Recorded data:

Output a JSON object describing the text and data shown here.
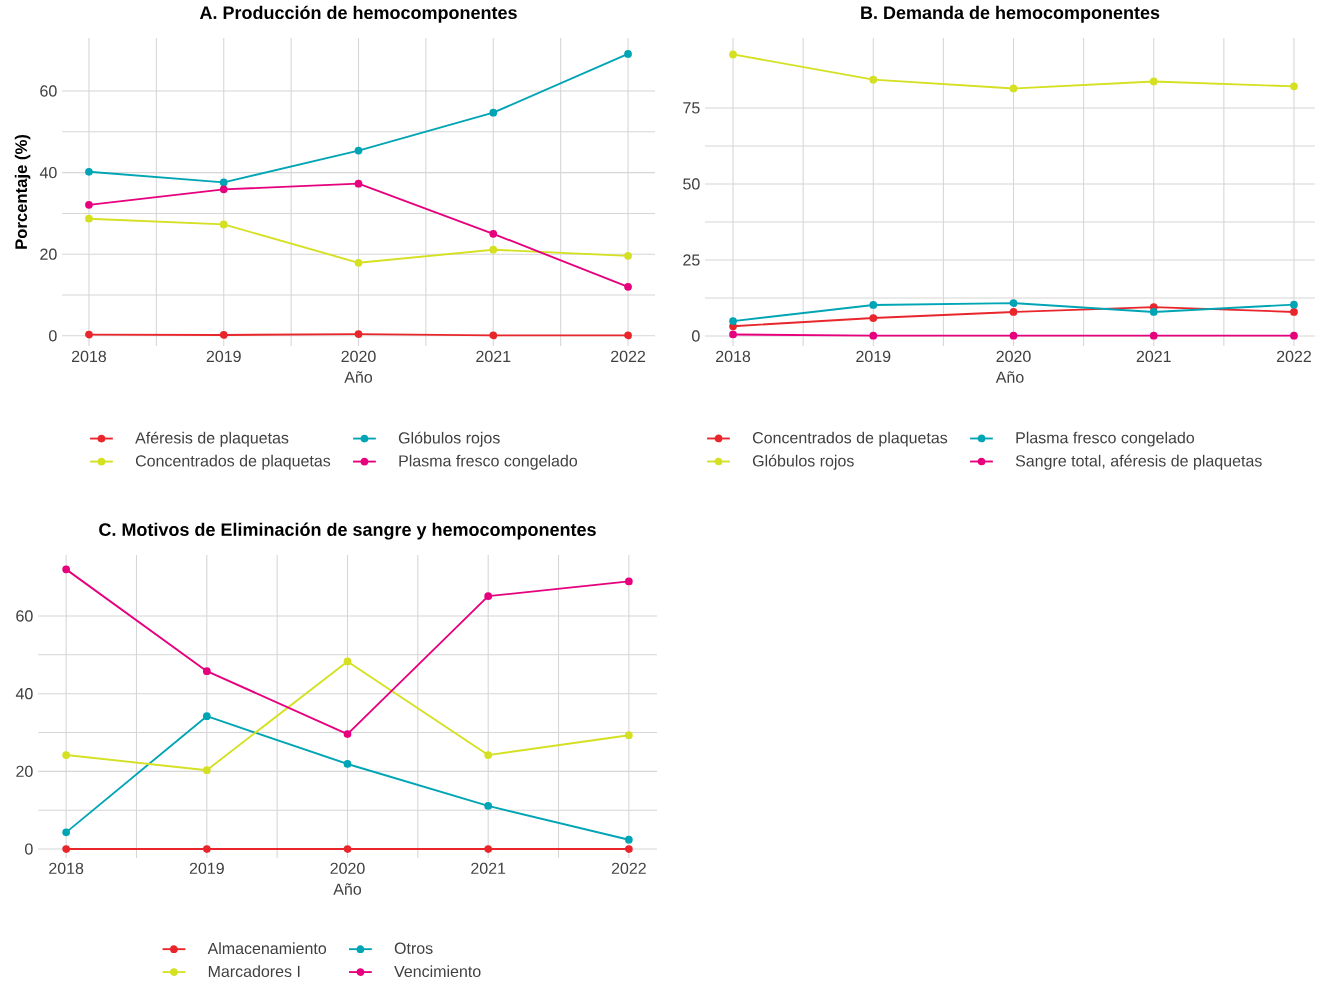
{
  "chart_data": [
    {
      "type": "line",
      "title": "A. Producción de hemocomponentes",
      "xlabel": "Año",
      "ylabel": "Porcentaje (%)",
      "x": [
        2018,
        2019,
        2020,
        2021,
        2022
      ],
      "xlim": [
        2017.8,
        2022.2
      ],
      "ylim": [
        -2.5,
        73
      ],
      "xticks": [
        2018,
        2019,
        2020,
        2021,
        2022
      ],
      "yticks": [
        0,
        20,
        40,
        60
      ],
      "grid": true,
      "legend": "bottom",
      "marker": "circle",
      "line_style": "solid",
      "series": [
        {
          "name": "Aféresis de plaquetas",
          "color": "#e8262b",
          "values": [
            0.3,
            0.2,
            0.4,
            0.1,
            0.1
          ]
        },
        {
          "name": "Concentrados de plaquetas",
          "color": "#d4e021",
          "values": [
            28.7,
            27.3,
            17.9,
            21.1,
            19.6
          ]
        },
        {
          "name": "Glóbulos rojos",
          "color": "#00a5b5",
          "values": [
            40.2,
            37.6,
            45.4,
            54.7,
            69.1
          ]
        },
        {
          "name": "Plasma fresco congelado",
          "color": "#e6007e",
          "values": [
            32.1,
            35.9,
            37.3,
            25.0,
            12.0
          ]
        }
      ]
    },
    {
      "type": "line",
      "title": "B. Demanda de hemocomponentes",
      "xlabel": "Año",
      "x": [
        2018,
        2019,
        2020,
        2021,
        2022
      ],
      "xlim": [
        2017.8,
        2022.15
      ],
      "ylim": [
        -3.3,
        98
      ],
      "xticks": [
        2018,
        2019,
        2020,
        2021,
        2022
      ],
      "yticks": [
        0,
        25,
        50,
        75
      ],
      "grid": true,
      "legend": "bottom",
      "marker": "circle",
      "line_style": "solid",
      "series": [
        {
          "name": "Concentrados de plaquetas",
          "color": "#e8262b",
          "values": [
            3.2,
            5.9,
            7.9,
            9.5,
            7.9
          ]
        },
        {
          "name": "Glóbulos rojos",
          "color": "#d4e021",
          "values": [
            92.6,
            84.3,
            81.4,
            83.7,
            82.1
          ]
        },
        {
          "name": "Plasma fresco congelado",
          "color": "#00a5b5",
          "values": [
            4.9,
            10.2,
            10.8,
            7.9,
            10.3
          ]
        },
        {
          "name": "Sangre total, aféresis de plaquetas",
          "color": "#e6007e",
          "values": [
            0.5,
            0.1,
            0.1,
            0.1,
            0.1
          ]
        }
      ]
    },
    {
      "type": "line",
      "title": "C. Motivos de Eliminación de sangre y hemocomponentes",
      "xlabel": "Año",
      "x": [
        2018,
        2019,
        2020,
        2021,
        2022
      ],
      "xlim": [
        2017.8,
        2022.2
      ],
      "ylim": [
        -2.3,
        75.7
      ],
      "xticks": [
        2018,
        2019,
        2020,
        2021,
        2022
      ],
      "yticks": [
        0,
        20,
        40,
        60
      ],
      "grid": true,
      "legend": "bottom",
      "marker": "circle",
      "line_style": "solid",
      "series": [
        {
          "name": "Almacenamiento",
          "color": "#e8262b",
          "values": [
            0,
            0,
            0,
            0,
            0
          ]
        },
        {
          "name": "Marcadores I",
          "color": "#d4e021",
          "values": [
            24.2,
            20.3,
            48.3,
            24.2,
            29.3
          ]
        },
        {
          "name": "Otros",
          "color": "#00a5b5",
          "values": [
            4.3,
            34.2,
            21.9,
            11.1,
            2.4
          ]
        },
        {
          "name": "Vencimiento",
          "color": "#e6007e",
          "values": [
            72.0,
            45.8,
            29.6,
            65.1,
            68.9
          ]
        }
      ]
    }
  ]
}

Directive:
Choose all lines containing the string "title" and copy them out.

Answer to this problem:
      "title": "A. Producción de hemocomponentes",
      "title": "B. Demanda de hemocomponentes",
      "title": "C. Motivos de Eliminación de sangre y hemocomponentes",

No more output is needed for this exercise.